- **TASK**:
Give back the full listing, character for character, with no pictures.

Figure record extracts
====================

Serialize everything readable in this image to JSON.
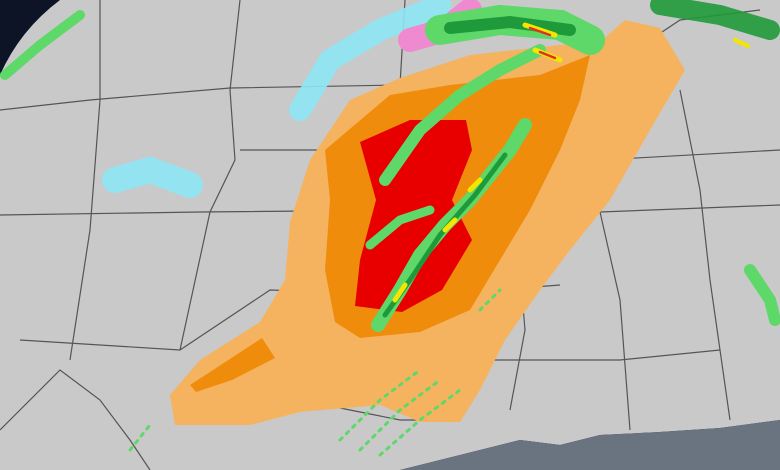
{
  "map": {
    "colors": {
      "space": "#0d1426",
      "land": "#c9c9c9",
      "water": "#6a7480",
      "borders": "#555555",
      "risk_marginal": "#f5b35f",
      "risk_enhanced": "#ef8c0c",
      "risk_high": "#e80000",
      "radar_light": "#5fd86a",
      "radar_medium": "#1f9a3a",
      "radar_heavy": "#f3e600",
      "radar_severe": "#e03020",
      "snow": "#8ee6f5",
      "mix": "#f08ad0"
    },
    "layers": [
      "base-map",
      "risk-outlook",
      "radar"
    ]
  }
}
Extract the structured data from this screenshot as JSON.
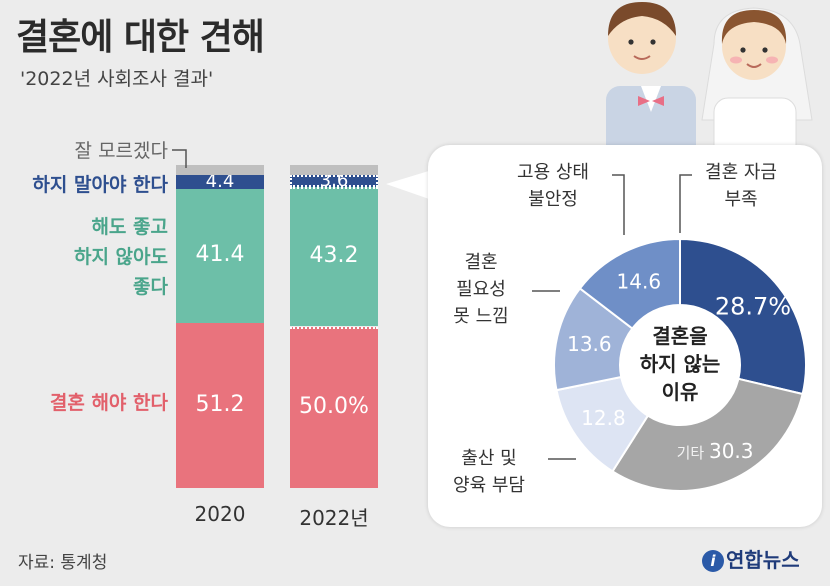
{
  "title": "결혼에 대한 견해",
  "subtitle": "'2022년 사회조사 결과'",
  "source": "자료: 통계청",
  "logo": {
    "text": "연합뉴스",
    "mark": "i"
  },
  "colors": {
    "unknown": "#bfbfbf",
    "should_not": "#2e4f8f",
    "either": "#6dbfa8",
    "should": "#e9737d",
    "pie_funds": "#2e4f8f",
    "pie_job": "#6f8fc7",
    "pie_need": "#9fb3d8",
    "pie_childbirth": "#c5d1ea",
    "pie_childcare": "#dde4f3",
    "pie_other": "#a6a6a6"
  },
  "chart_data": [
    {
      "type": "bar",
      "stacked": true,
      "categories": [
        "2020",
        "2022년"
      ],
      "series": [
        {
          "name": "결혼 해야 한다",
          "values": [
            51.2,
            50.0
          ],
          "labels": [
            "51.2",
            "50.0%"
          ]
        },
        {
          "name": "해도 좋고 하지 않아도 좋다",
          "values": [
            41.4,
            43.2
          ],
          "labels": [
            "41.4",
            "43.2"
          ]
        },
        {
          "name": "하지 말아야 한다",
          "values": [
            4.4,
            3.6
          ],
          "labels": [
            "4.4",
            "3.6"
          ]
        },
        {
          "name": "잘 모르겠다",
          "values": [
            3.0,
            3.2
          ],
          "labels": [
            "",
            ""
          ]
        }
      ],
      "ylim": [
        0,
        100
      ]
    },
    {
      "type": "pie",
      "donut": true,
      "center_label": [
        "결혼을",
        "하지 않는",
        "이유"
      ],
      "slices": [
        {
          "name": "결혼 자금 부족",
          "value": 28.7,
          "label": "28.7%"
        },
        {
          "name": "기타",
          "value": 30.3,
          "label": "30.3"
        },
        {
          "name": "출산 및 양육 부담",
          "value": 12.8,
          "label": "12.8"
        },
        {
          "name": "결혼 필요성 못 느낌",
          "value": 13.6,
          "label": "13.6"
        },
        {
          "name": "고용 상태 불안정",
          "value": 14.6,
          "label": "14.6"
        }
      ]
    }
  ],
  "bar_category_labels": {
    "unknown": "잘 모르겠다",
    "should_not": "하지 말아야 한다",
    "either": [
      "해도 좋고",
      "하지 않아도",
      "좋다"
    ],
    "should": "결혼 해야 한다"
  },
  "pie_annotations": {
    "funds": [
      "결혼 자금",
      "부족"
    ],
    "job": [
      "고용 상태",
      "불안정"
    ],
    "need": [
      "결혼",
      "필요성",
      "못 느낌"
    ],
    "birth": [
      "출산 및",
      "양육 부담"
    ],
    "other_prefix": "기타"
  }
}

====================

- **TASK RESULT**:
Serialize everything readable in this image to JSON.
{
  "map": {
    "colors": {
      "space": "#0d1426",
      "land": "#c9c9c9",
      "water": "#6a7480",
      "borders": "#555555",
      "risk_marginal": "#f5b35f",
      "risk_enhanced": "#ef8c0c",
      "risk_high": "#e80000",
      "radar_light": "#5fd86a",
      "radar_medium": "#1f9a3a",
      "radar_heavy": "#f3e600",
      "radar_severe": "#e03020",
      "snow": "#8ee6f5",
      "mix": "#f08ad0"
    },
    "layers": [
      "base-map",
      "risk-outlook",
      "radar"
    ]
  }
}
Extract the structured data from this screenshot as JSON.
{
  "title": "결혼에 대한 견해",
  "subtitle": "'2022년 사회조사 결과'",
  "source": "자료: 통계청",
  "logo": {
    "text": "연합뉴스",
    "mark": "i"
  },
  "colors": {
    "unknown": "#bfbfbf",
    "should_not": "#2e4f8f",
    "either": "#6dbfa8",
    "should": "#e9737d",
    "pie_funds": "#2e4f8f",
    "pie_job": "#6f8fc7",
    "pie_need": "#9fb3d8",
    "pie_childbirth": "#c5d1ea",
    "pie_childcare": "#dde4f3",
    "pie_other": "#a6a6a6"
  },
  "chart_data": [
    {
      "type": "bar",
      "stacked": true,
      "categories": [
        "2020",
        "2022년"
      ],
      "series": [
        {
          "name": "결혼 해야 한다",
          "values": [
            51.2,
            50.0
          ],
          "labels": [
            "51.2",
            "50.0%"
          ]
        },
        {
          "name": "해도 좋고 하지 않아도 좋다",
          "values": [
            41.4,
            43.2
          ],
          "labels": [
            "41.4",
            "43.2"
          ]
        },
        {
          "name": "하지 말아야 한다",
          "values": [
            4.4,
            3.6
          ],
          "labels": [
            "4.4",
            "3.6"
          ]
        },
        {
          "name": "잘 모르겠다",
          "values": [
            3.0,
            3.2
          ],
          "labels": [
            "",
            ""
          ]
        }
      ],
      "ylim": [
        0,
        100
      ]
    },
    {
      "type": "pie",
      "donut": true,
      "center_label": [
        "결혼을",
        "하지 않는",
        "이유"
      ],
      "slices": [
        {
          "name": "결혼 자금 부족",
          "value": 28.7,
          "label": "28.7%"
        },
        {
          "name": "기타",
          "value": 30.3,
          "label": "30.3"
        },
        {
          "name": "출산 및 양육 부담",
          "value": 12.8,
          "label": "12.8"
        },
        {
          "name": "결혼 필요성 못 느낌",
          "value": 13.6,
          "label": "13.6"
        },
        {
          "name": "고용 상태 불안정",
          "value": 14.6,
          "label": "14.6"
        }
      ]
    }
  ],
  "bar_category_labels": {
    "unknown": "잘 모르겠다",
    "should_not": "하지 말아야 한다",
    "either": [
      "해도 좋고",
      "하지 않아도",
      "좋다"
    ],
    "should": "결혼 해야 한다"
  },
  "pie_annotations": {
    "funds": [
      "결혼 자금",
      "부족"
    ],
    "job": [
      "고용 상태",
      "불안정"
    ],
    "need": [
      "결혼",
      "필요성",
      "못 느낌"
    ],
    "birth": [
      "출산 및",
      "양육 부담"
    ],
    "other_prefix": "기타"
  }
}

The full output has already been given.